[Records for the exercise]

::::::::

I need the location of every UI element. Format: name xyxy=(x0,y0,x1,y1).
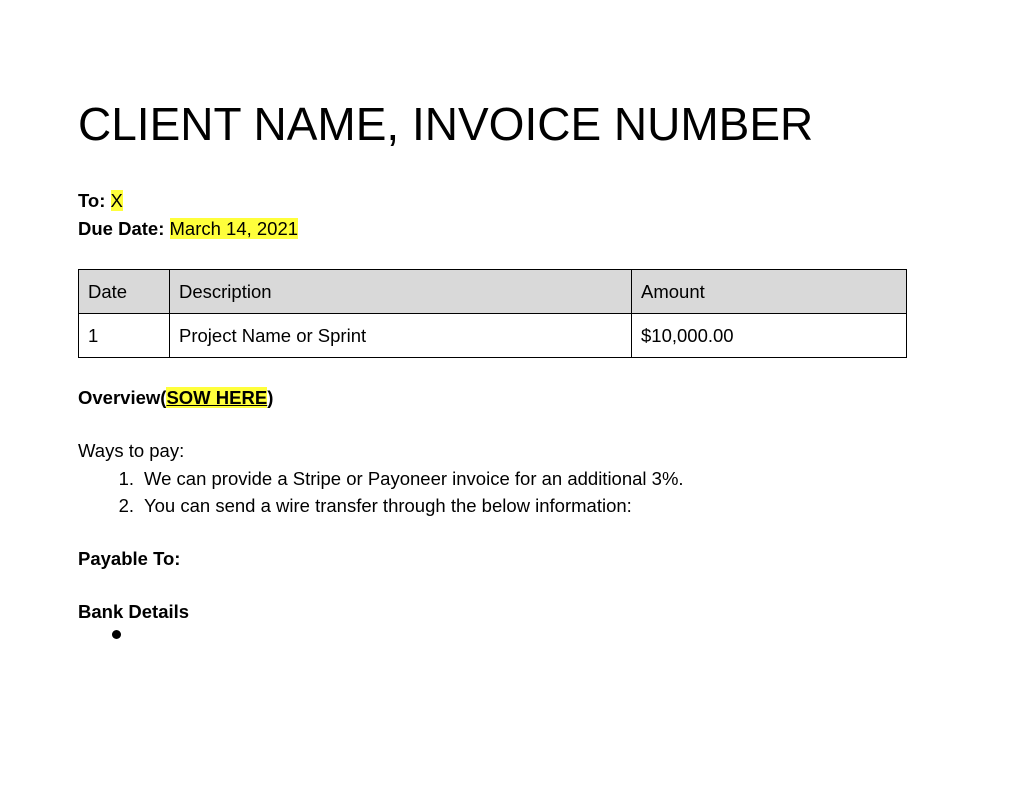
list-item-text: You can send a wire transfer through the below information: xyxy=(144,495,632,516)
overview-label: Overview xyxy=(78,387,161,408)
sow-link[interactable]: SOW HERE xyxy=(166,387,268,408)
header-description: Description xyxy=(170,270,632,314)
cell-description: Project Name or Sprint xyxy=(170,314,632,358)
list-item-number: 1. xyxy=(118,468,134,489)
list-item xyxy=(78,465,684,492)
list-item-number: 2. xyxy=(118,495,134,516)
due-date-label: Due Date: xyxy=(78,218,165,239)
overview-open-paren: ( xyxy=(160,387,167,408)
to-line xyxy=(78,189,123,213)
bank-details-label: Bank Details xyxy=(78,601,190,622)
cell-date: 1 xyxy=(79,314,170,358)
invoice-title: CLIENT NAME, INVOICE NUMBER xyxy=(78,98,814,150)
list-item-text: We can provide a Stripe or Payoneer invoice for an additional 3%. xyxy=(144,468,684,489)
ways-to-pay-list xyxy=(78,465,684,519)
to-label: To: xyxy=(78,190,106,211)
header-amount: Amount xyxy=(632,270,907,314)
table-row xyxy=(79,314,907,358)
list-item xyxy=(78,492,684,519)
to-value: X xyxy=(110,190,123,211)
due-date-line xyxy=(78,217,298,241)
overview-close-paren: ) xyxy=(267,387,274,408)
cell-amount: $10,000.00 xyxy=(632,314,907,358)
invoice-table xyxy=(78,269,907,358)
bank-details-bullet-icon xyxy=(112,630,121,639)
overview-line xyxy=(78,386,273,410)
due-date-value: March 14, 2021 xyxy=(169,218,299,239)
header-date: Date xyxy=(79,270,170,314)
ways-to-pay-heading: Ways to pay: xyxy=(78,440,185,461)
table-header-row xyxy=(79,270,907,314)
payable-to-label: Payable To: xyxy=(78,548,181,569)
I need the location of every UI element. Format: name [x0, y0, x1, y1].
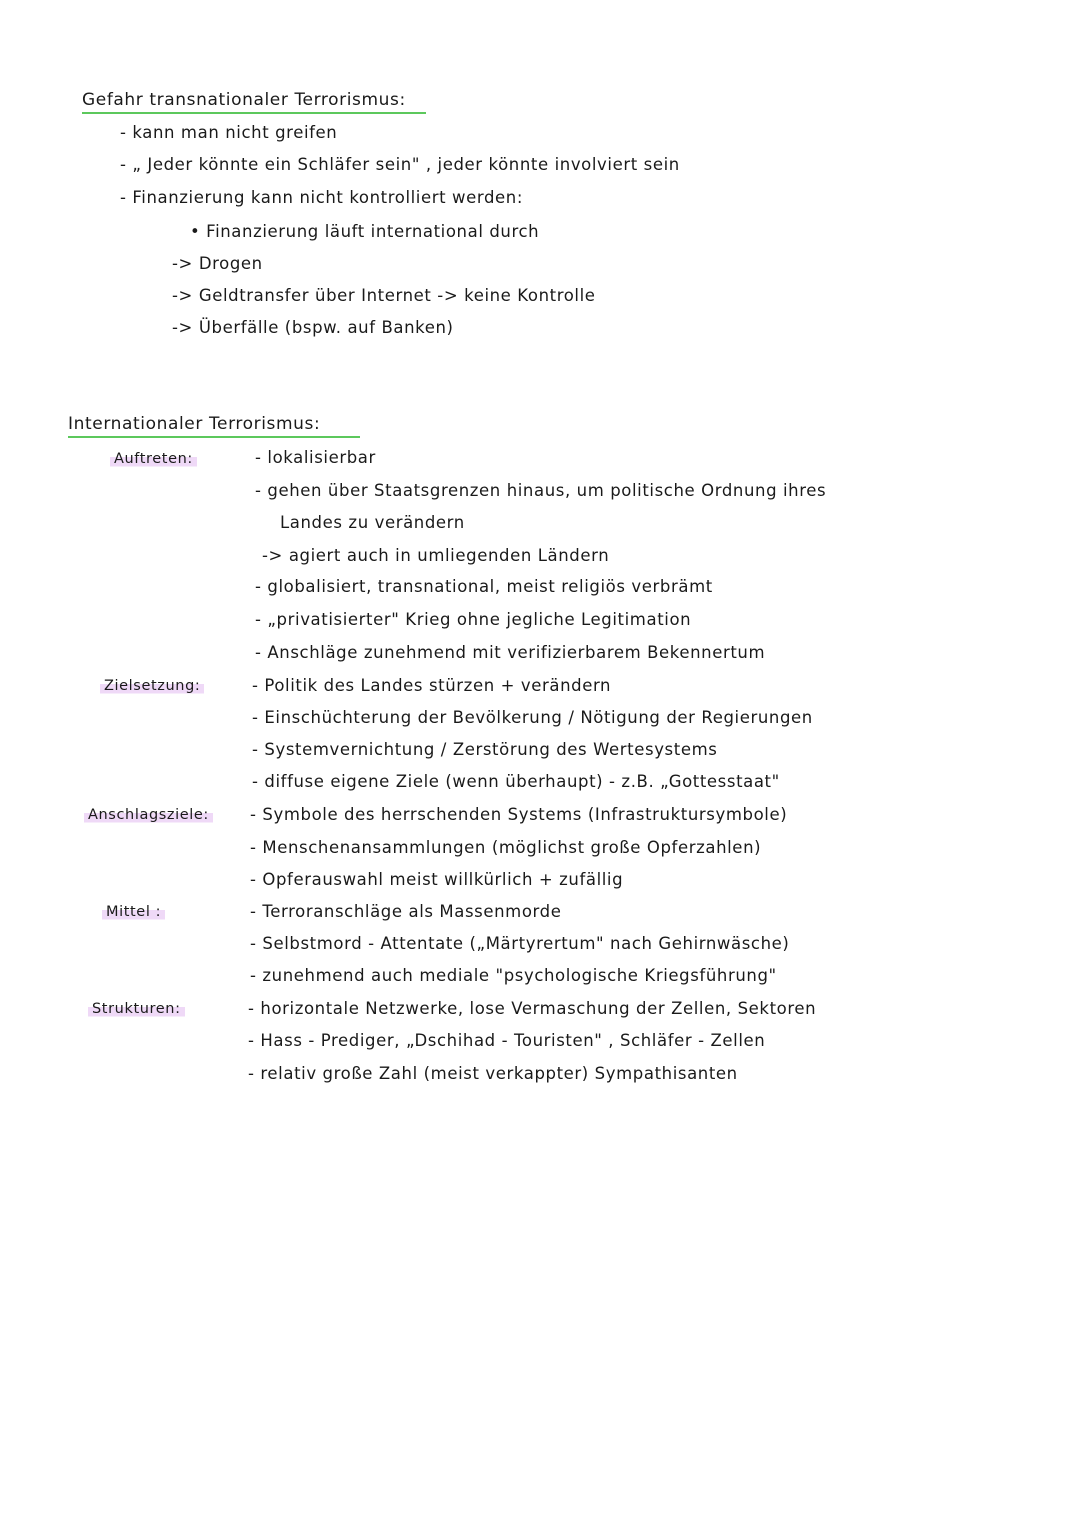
section2-line-17: - zunehmend auch mediale "psychologische Kriegsführung" — [250, 966, 777, 985]
section2-line-20: - relativ große Zahl (meist verkappter) Sympathisanten — [248, 1064, 738, 1083]
label-anschlagsziele: Anschlagsziele: — [84, 806, 213, 824]
section1-line-3: - Finanzierung kann nicht kontrolliert werden: — [120, 188, 524, 207]
section2-line-6: - „privatisierter" Krieg ohne jegliche Legitimation — [255, 610, 692, 629]
section2-line-18: - horizontale Netzwerke, lose Vermaschung der Zellen, Sektoren — [248, 999, 817, 1018]
section2-line-7: - Anschläge zunehmend mit verifizierbarem Bekennertum — [255, 643, 766, 662]
label-zielsetzung: Zielsetzung: — [100, 677, 204, 695]
section2-line-11: - diffuse eigene Ziele (wenn überhaupt) - z.B. „Gottesstaat" — [252, 772, 780, 791]
section2-line-13: - Menschenansammlungen (möglichst große Opferzahlen) — [250, 838, 762, 857]
section2-line-19: - Hass - Prediger, „Dschihad - Touristen" , Schläfer - Zellen — [248, 1031, 766, 1050]
section2-line-4: -> agiert auch in umliegenden Ländern — [262, 546, 610, 565]
section2-line-5: - globalisiert, transnational, meist religiös verbrämt — [255, 577, 713, 596]
section2-line-2: - gehen über Staatsgrenzen hinaus, um politische Ordnung ihres — [255, 481, 827, 500]
section1-line-5: -> Drogen — [172, 254, 263, 273]
section1-line-2: - „ Jeder könnte ein Schläfer sein" , jeder könnte involviert sein — [120, 155, 680, 174]
section1-line-6: -> Geldtransfer über Internet -> keine Kontrolle — [172, 286, 596, 305]
section2-line-10: - Systemvernichtung / Zerstörung des Wertesystems — [252, 740, 718, 759]
section2-heading: Internationaler Terrorismus: — [68, 414, 360, 438]
section2-line-8: - Politik des Landes stürzen + verändern — [252, 676, 612, 695]
section2-line-16: - Selbstmord - Attentate („Märtyrertum" nach Gehirnwäsche) — [250, 934, 790, 953]
section1-line-7: -> Überfälle (bspw. auf Banken) — [172, 318, 454, 337]
section2-line-9: - Einschüchterung der Bevölkerung / Nötigung der Regierungen — [252, 708, 813, 727]
section2-line-1: - lokalisierbar — [255, 448, 376, 467]
section2-line-3: Landes zu verändern — [280, 513, 465, 532]
section1-line-4: • Finanzierung läuft international durch — [190, 222, 540, 241]
section1-line-1: - kann man nicht greifen — [120, 123, 338, 142]
section2-line-12: - Symbole des herrschenden Systems (Infrastruktursymbole) — [250, 805, 788, 824]
label-auftreten: Auftreten: — [110, 450, 197, 468]
section1-heading: Gefahr transnationaler Terrorismus: — [82, 90, 426, 114]
label-strukturen: Strukturen: — [88, 1000, 185, 1018]
section2-line-14: - Opferauswahl meist willkürlich + zufällig — [250, 870, 624, 889]
section2-line-15: - Terroranschläge als Massenmorde — [250, 902, 562, 921]
label-mittel: Mittel : — [102, 903, 165, 921]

::::::::

Rewrite the listing above, switching every "xyxy" to "bbox" and keeping everything else the same. Leave the pictures out.

I need the location of every UI element. Format: name bbox=(x0,y0,x1,y1).
list-item-text: You can send a wire transfer through the below information: bbox=(144,495,632,516)
overview-label: Overview bbox=(78,387,161,408)
sow-link[interactable]: SOW HERE bbox=(166,387,268,408)
header-description: Description bbox=(170,270,632,314)
cell-description: Project Name or Sprint bbox=(170,314,632,358)
list-item-number: 1. bbox=(118,468,134,489)
list-item bbox=(78,465,684,492)
list-item-number: 2. bbox=(118,495,134,516)
due-date-label: Due Date: bbox=(78,218,165,239)
overview-open-paren: ( bbox=(160,387,167,408)
to-line bbox=(78,189,123,213)
bank-details-label: Bank Details bbox=(78,601,190,622)
cell-date: 1 bbox=(79,314,170,358)
invoice-title: CLIENT NAME, INVOICE NUMBER bbox=(78,98,814,150)
list-item-text: We can provide a Stripe or Payoneer invoice for an additional 3%. bbox=(144,468,684,489)
ways-to-pay-list bbox=(78,465,684,519)
to-label: To: bbox=(78,190,106,211)
header-amount: Amount bbox=(632,270,907,314)
table-row bbox=(79,314,907,358)
list-item bbox=(78,492,684,519)
to-value: X bbox=(110,190,123,211)
due-date-line bbox=(78,217,298,241)
overview-close-paren: ) bbox=(267,387,274,408)
cell-amount: $10,000.00 bbox=(632,314,907,358)
invoice-table bbox=(78,269,907,358)
bank-details-bullet-icon bbox=(112,630,121,639)
overview-line bbox=(78,386,273,410)
due-date-value: March 14, 2021 bbox=(169,218,299,239)
header-date: Date bbox=(79,270,170,314)
ways-to-pay-heading: Ways to pay: bbox=(78,440,185,461)
table-header-row bbox=(79,270,907,314)
payable-to-label: Payable To: bbox=(78,548,181,569)
I need the location of every UI element. Format: name [x0, y0, x1, y1].
section2-line-17: - zunehmend auch mediale "psychologische Kriegsführung" — [250, 966, 777, 985]
section2-line-20: - relativ große Zahl (meist verkappter) Sympathisanten — [248, 1064, 738, 1083]
label-anschlagsziele: Anschlagsziele: — [84, 806, 213, 824]
section1-line-3: - Finanzierung kann nicht kontrolliert werden: — [120, 188, 524, 207]
section2-line-6: - „privatisierter" Krieg ohne jegliche Legitimation — [255, 610, 692, 629]
section2-line-18: - horizontale Netzwerke, lose Vermaschung der Zellen, Sektoren — [248, 999, 817, 1018]
section2-line-7: - Anschläge zunehmend mit verifizierbarem Bekennertum — [255, 643, 766, 662]
label-zielsetzung: Zielsetzung: — [100, 677, 204, 695]
section2-line-11: - diffuse eigene Ziele (wenn überhaupt) - z.B. „Gottesstaat" — [252, 772, 780, 791]
section2-line-13: - Menschenansammlungen (möglichst große Opferzahlen) — [250, 838, 762, 857]
section2-line-19: - Hass - Prediger, „Dschihad - Touristen" , Schläfer - Zellen — [248, 1031, 766, 1050]
section2-line-4: -> agiert auch in umliegenden Ländern — [262, 546, 610, 565]
section2-line-5: - globalisiert, transnational, meist religiös verbrämt — [255, 577, 713, 596]
section2-line-2: - gehen über Staatsgrenzen hinaus, um politische Ordnung ihres — [255, 481, 827, 500]
section1-line-5: -> Drogen — [172, 254, 263, 273]
section1-line-2: - „ Jeder könnte ein Schläfer sein" , jeder könnte involviert sein — [120, 155, 680, 174]
section1-line-6: -> Geldtransfer über Internet -> keine Kontrolle — [172, 286, 596, 305]
section2-line-10: - Systemvernichtung / Zerstörung des Wertesystems — [252, 740, 718, 759]
section2-heading: Internationaler Terrorismus: — [68, 414, 360, 438]
section2-line-8: - Politik des Landes stürzen + verändern — [252, 676, 612, 695]
section2-line-16: - Selbstmord - Attentate („Märtyrertum" nach Gehirnwäsche) — [250, 934, 790, 953]
section1-line-7: -> Überfälle (bspw. auf Banken) — [172, 318, 454, 337]
section2-line-9: - Einschüchterung der Bevölkerung / Nötigung der Regierungen — [252, 708, 813, 727]
section2-line-1: - lokalisierbar — [255, 448, 376, 467]
section2-line-3: Landes zu verändern — [280, 513, 465, 532]
section1-line-4: • Finanzierung läuft international durch — [190, 222, 540, 241]
section1-line-1: - kann man nicht greifen — [120, 123, 338, 142]
section2-line-12: - Symbole des herrschenden Systems (Infrastruktursymbole) — [250, 805, 788, 824]
label-auftreten: Auftreten: — [110, 450, 197, 468]
section1-heading: Gefahr transnationaler Terrorismus: — [82, 90, 426, 114]
label-strukturen: Strukturen: — [88, 1000, 185, 1018]
section2-line-14: - Opferauswahl meist willkürlich + zufällig — [250, 870, 624, 889]
section2-line-15: - Terroranschläge als Massenmorde — [250, 902, 562, 921]
label-mittel: Mittel : — [102, 903, 165, 921]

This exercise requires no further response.